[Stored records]
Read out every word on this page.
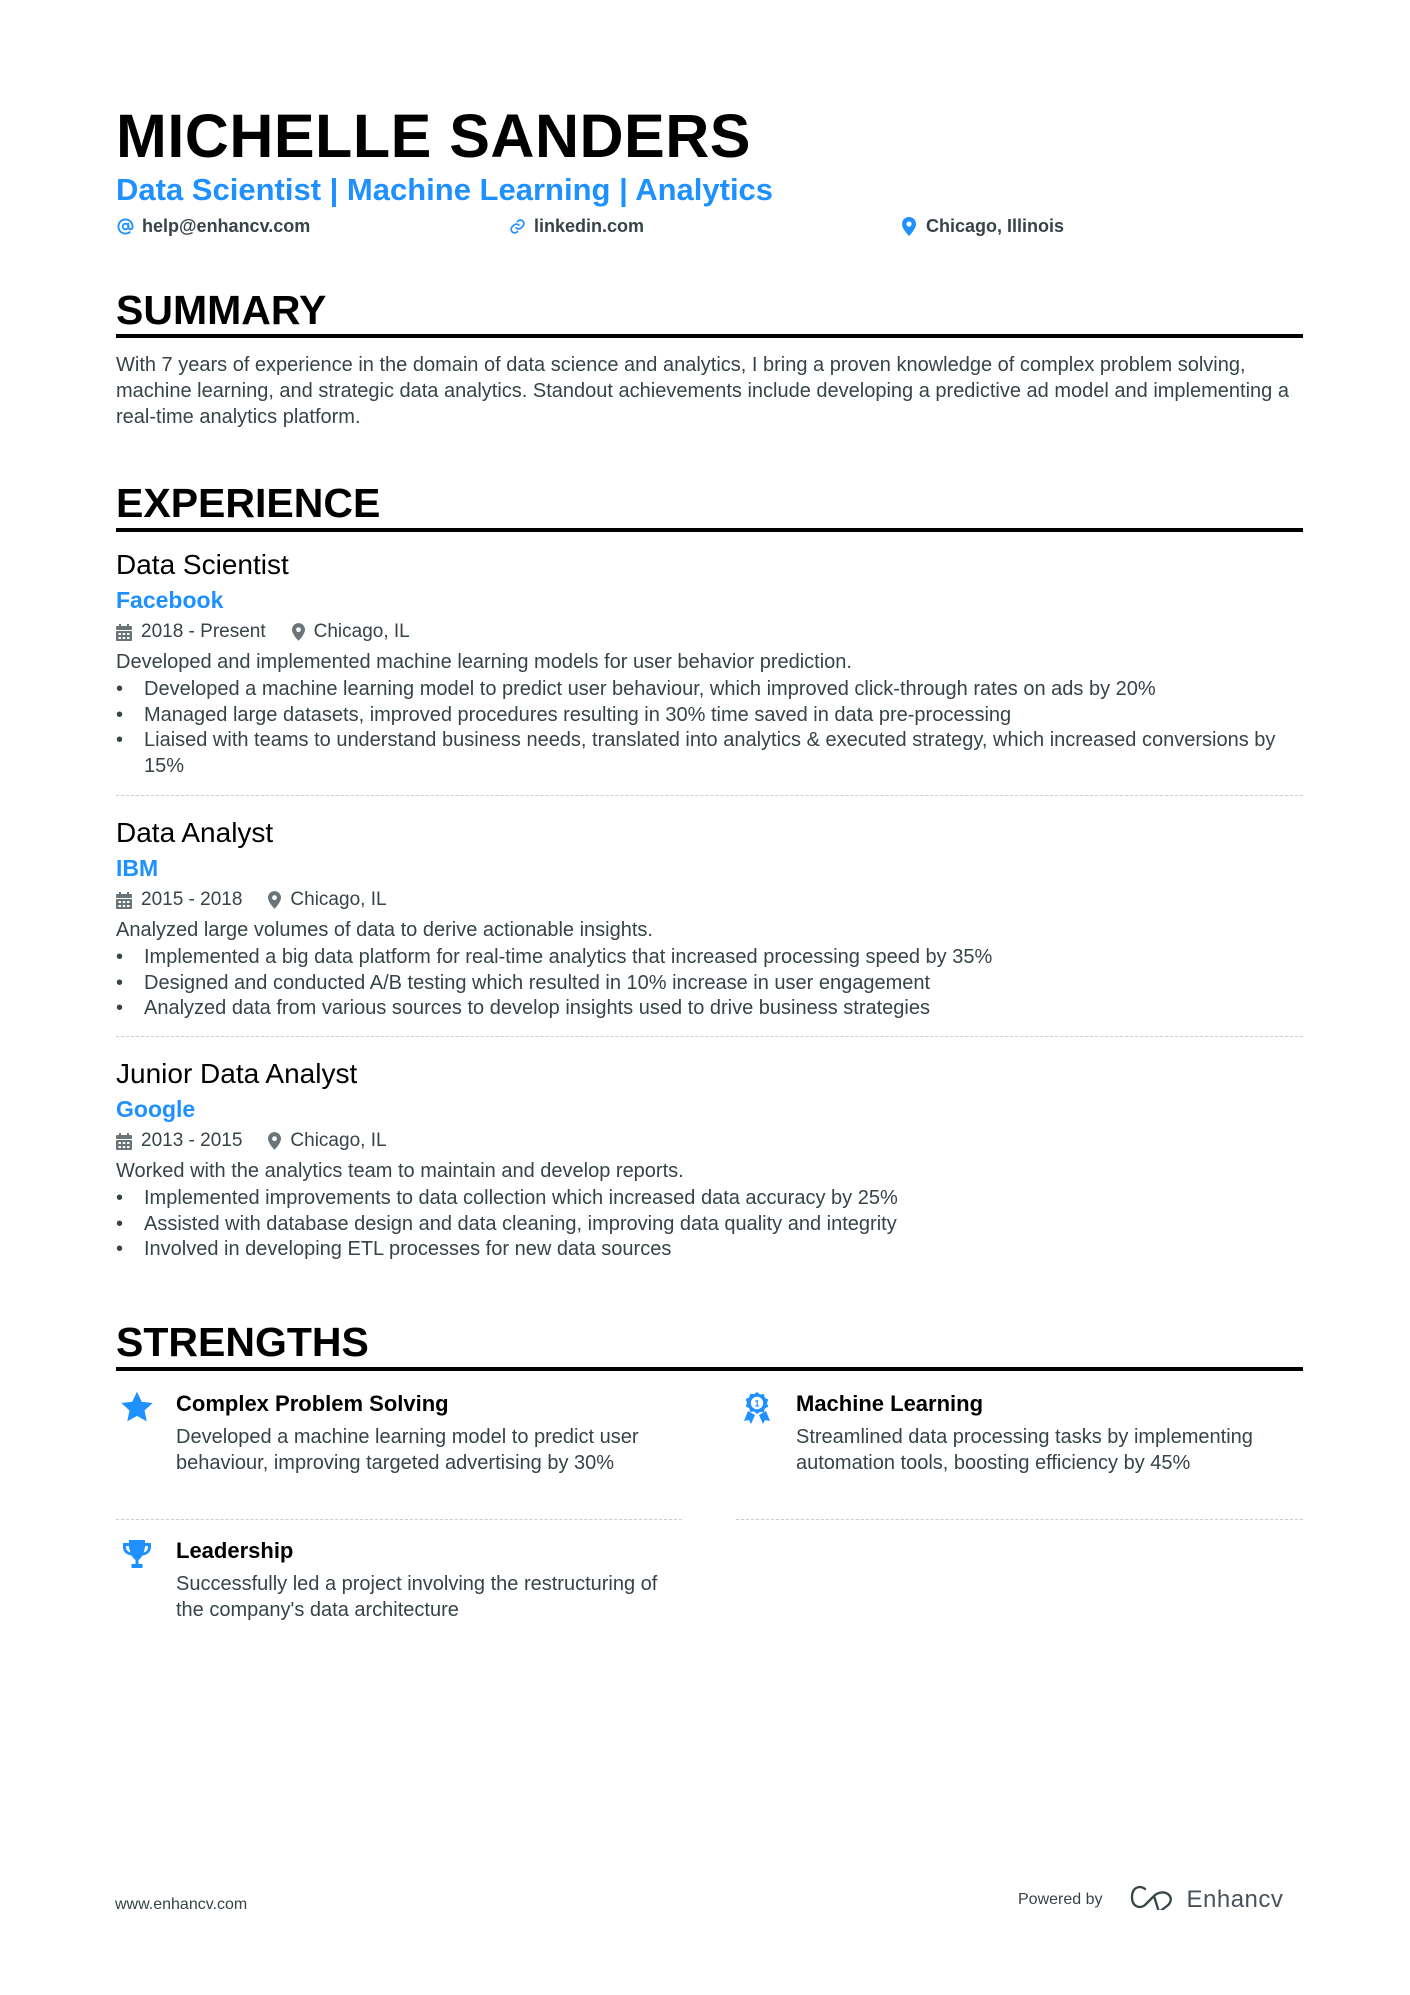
MICHELLE SANDERS
Data Scientist | Machine Learning | Analytics
help@enhancv.com	linkedin.com	Chicago, Illinois
SUMMARY
With 7 years of experience in the domain of data science and analytics, I bring a proven knowledge of complex problem solving, machine learning, and strategic data analytics. Standout achievements include developing a predictive ad model and implementing a real-time analytics platform.
EXPERIENCE
Data Scientist
Facebook
2018 - Present	Chicago, IL
Developed and implemented machine learning models for user behavior prediction.
• Developed a machine learning model to predict user behaviour, which improved click-through rates on ads by 20%
• Managed large datasets, improved procedures resulting in 30% time saved in data pre-processing
• Liaised with teams to understand business needs, translated into analytics & executed strategy, which increased conversions by 15%
Data Analyst
IBM
2015 - 2018	Chicago, IL
Analyzed large volumes of data to derive actionable insights.
• Implemented a big data platform for real-time analytics that increased processing speed by 35%
• Designed and conducted A/B testing which resulted in 10% increase in user engagement
• Analyzed data from various sources to develop insights used to drive business strategies
Junior Data Analyst
Google
2013 - 2015	Chicago, IL
Worked with the analytics team to maintain and develop reports.
• Implemented improvements to data collection which increased data accuracy by 25%
• Assisted with database design and data cleaning, improving data quality and integrity
• Involved in developing ETL processes for new data sources
STRENGTHS
Complex Problem Solving
Developed a machine learning model to predict user behaviour, improving targeted advertising by 30%
1 Machine Learning
Streamlined data processing tasks by implementing automation tools, boosting efficiency by 45%
Leadership
Successfully led a project involving the restructuring of the company's data architecture
www.enhancv.com	Powered by	Enhancv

*Work to complete:* Copy all lines of the material above where the string "large" occurs.

*Complete answer:*
• Managed large datasets, improved procedures resulting in 30% time saved in data pre-processing
Analyzed large volumes of data to derive actionable insights.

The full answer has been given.